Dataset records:
╭──

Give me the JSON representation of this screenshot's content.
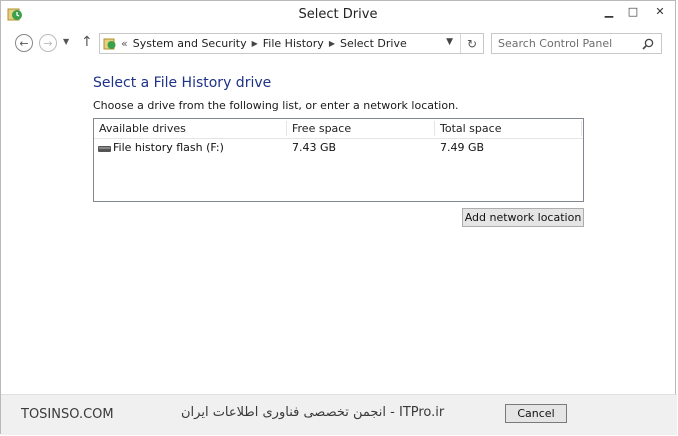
{
  "window": {
    "title": "Select Drive"
  },
  "caption": {
    "minimize": "▁",
    "maximize": "□",
    "close": "✕"
  },
  "nav": {
    "back_icon": "arrow-left-icon",
    "forward_icon": "arrow-right-icon",
    "recent_icon": "chevron-down-icon",
    "up_icon": "arrow-up-icon"
  },
  "address": {
    "prefix": "«",
    "breadcrumbs": [
      "System and Security",
      "File History",
      "Select Drive"
    ]
  },
  "search": {
    "placeholder": "Search Control Panel"
  },
  "main": {
    "heading": "Select a File History drive",
    "subtext": "Choose a drive from the following list, or enter a network location."
  },
  "drive_list": {
    "columns": [
      "Available drives",
      "Free space",
      "Total space"
    ],
    "rows": [
      {
        "name": "File history flash (F:)",
        "free": "7.43 GB",
        "total": "7.49 GB"
      }
    ]
  },
  "buttons": {
    "add_network": "Add network location",
    "cancel": "Cancel"
  },
  "watermark": {
    "left": "TOSINSO.COM",
    "right": "ITPro.ir - انجمن تخصصی فناوری اطلاعات ایران"
  },
  "colors": {
    "heading": "#1e3287",
    "accent_green": "#2e8b3a"
  }
}
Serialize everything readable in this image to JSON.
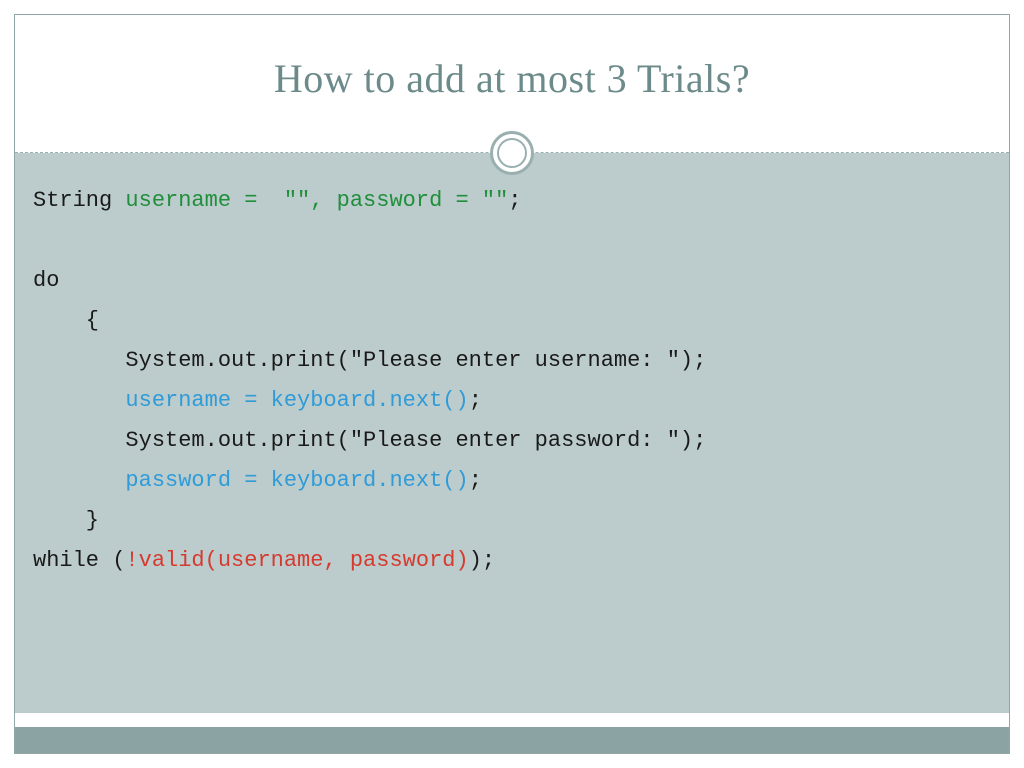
{
  "title": "How to add at most 3 Trials?",
  "code": {
    "l1a": "String ",
    "l1b": "username =  \"\", password = \"\"",
    "l1c": ";",
    "l2": "",
    "l3": "do",
    "l4": "    {",
    "l5": "       System.out.print(\"Please enter username: \");",
    "l6a": "       ",
    "l6b": "username = keyboard.next()",
    "l6c": ";",
    "l7": "       System.out.print(\"Please enter password: \");",
    "l8a": "       ",
    "l8b": "password = keyboard.next()",
    "l8c": ";",
    "l9": "    }",
    "l10a": "while (",
    "l10b": "!valid(username, password)",
    "l10c": ");"
  }
}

╰──

## WHAT YOU ARE ASKED TO DO:
The lines to be quoted run from the line containing "Serialize everything readable" through the end of the entries above, both included; quote them exactly and leave out any pictures.

## ANSWER TO THIS EXERCISE:
Serialize everything readable in this image to JSON.
{
  "title": "How to add at most 3 Trials?",
  "code": {
    "l1a": "String ",
    "l1b": "username =  \"\", password = \"\"",
    "l1c": ";",
    "l2": "",
    "l3": "do",
    "l4": "    {",
    "l5": "       System.out.print(\"Please enter username: \");",
    "l6a": "       ",
    "l6b": "username = keyboard.next()",
    "l6c": ";",
    "l7": "       System.out.print(\"Please enter password: \");",
    "l8a": "       ",
    "l8b": "password = keyboard.next()",
    "l8c": ";",
    "l9": "    }",
    "l10a": "while (",
    "l10b": "!valid(username, password)",
    "l10c": ");"
  }
}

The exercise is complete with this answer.